_GIVEN TASK_
Every line of the material is to be quoted verbatim, minus the pictures.

_SUPPLIED MATERIAL_
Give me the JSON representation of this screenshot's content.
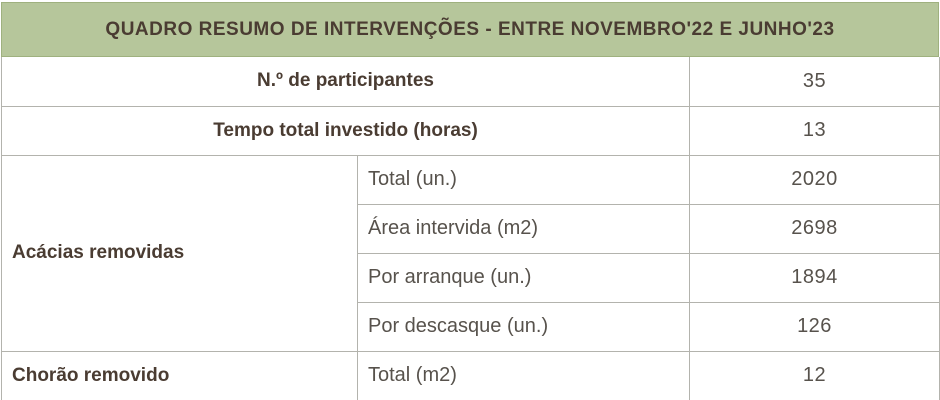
{
  "header": {
    "title": "QUADRO RESUMO DE INTERVENÇÕES - ENTRE NOVEMBRO'22 E JUNHO'23"
  },
  "rows": {
    "participants": {
      "label": "N.º de participantes",
      "value": "35"
    },
    "time": {
      "label": "Tempo total investido (horas)",
      "value": "13"
    },
    "acacias": {
      "label": "Acácias removidas",
      "sub": [
        {
          "label": "Total (un.)",
          "value": "2020"
        },
        {
          "label": "Área intervida (m2)",
          "value": "2698"
        },
        {
          "label": "Por arranque (un.)",
          "value": "1894"
        },
        {
          "label": "Por descasque (un.)",
          "value": "126"
        }
      ]
    },
    "chorao": {
      "label": "Chorão removido",
      "sub_label": "Total (m2)",
      "value": "12"
    }
  },
  "colors": {
    "header_bg": "#b6c69b",
    "header_border": "#9fb17f",
    "title_color": "#4a3c32",
    "text_color": "#57524c",
    "grid_color": "#b3b3ad",
    "page_bg": "#ffffff"
  },
  "chart_data": {
    "type": "table",
    "title": "QUADRO RESUMO DE INTERVENÇÕES - ENTRE NOVEMBRO'22 E JUNHO'23",
    "rows": [
      {
        "group": "N.º de participantes",
        "metric": "",
        "value": 35
      },
      {
        "group": "Tempo total investido (horas)",
        "metric": "",
        "value": 13
      },
      {
        "group": "Acácias removidas",
        "metric": "Total (un.)",
        "value": 2020
      },
      {
        "group": "Acácias removidas",
        "metric": "Área intervida (m2)",
        "value": 2698
      },
      {
        "group": "Acácias removidas",
        "metric": "Por arranque (un.)",
        "value": 1894
      },
      {
        "group": "Acácias removidas",
        "metric": "Por descasque (un.)",
        "value": 126
      },
      {
        "group": "Chorão removido",
        "metric": "Total (m2)",
        "value": 12
      }
    ]
  }
}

_SOLUTION TO THE PROBLEM_
Give me the JSON representation of this screenshot's content.
{
  "header": {
    "title": "QUADRO RESUMO DE INTERVENÇÕES - ENTRE NOVEMBRO'22 E JUNHO'23"
  },
  "rows": {
    "participants": {
      "label": "N.º de participantes",
      "value": "35"
    },
    "time": {
      "label": "Tempo total investido (horas)",
      "value": "13"
    },
    "acacias": {
      "label": "Acácias removidas",
      "sub": [
        {
          "label": "Total (un.)",
          "value": "2020"
        },
        {
          "label": "Área intervida (m2)",
          "value": "2698"
        },
        {
          "label": "Por arranque (un.)",
          "value": "1894"
        },
        {
          "label": "Por descasque (un.)",
          "value": "126"
        }
      ]
    },
    "chorao": {
      "label": "Chorão removido",
      "sub_label": "Total (m2)",
      "value": "12"
    }
  },
  "colors": {
    "header_bg": "#b6c69b",
    "header_border": "#9fb17f",
    "title_color": "#4a3c32",
    "text_color": "#57524c",
    "grid_color": "#b3b3ad",
    "page_bg": "#ffffff"
  },
  "chart_data": {
    "type": "table",
    "title": "QUADRO RESUMO DE INTERVENÇÕES - ENTRE NOVEMBRO'22 E JUNHO'23",
    "rows": [
      {
        "group": "N.º de participantes",
        "metric": "",
        "value": 35
      },
      {
        "group": "Tempo total investido (horas)",
        "metric": "",
        "value": 13
      },
      {
        "group": "Acácias removidas",
        "metric": "Total (un.)",
        "value": 2020
      },
      {
        "group": "Acácias removidas",
        "metric": "Área intervida (m2)",
        "value": 2698
      },
      {
        "group": "Acácias removidas",
        "metric": "Por arranque (un.)",
        "value": 1894
      },
      {
        "group": "Acácias removidas",
        "metric": "Por descasque (un.)",
        "value": 126
      },
      {
        "group": "Chorão removido",
        "metric": "Total (m2)",
        "value": 12
      }
    ]
  }
}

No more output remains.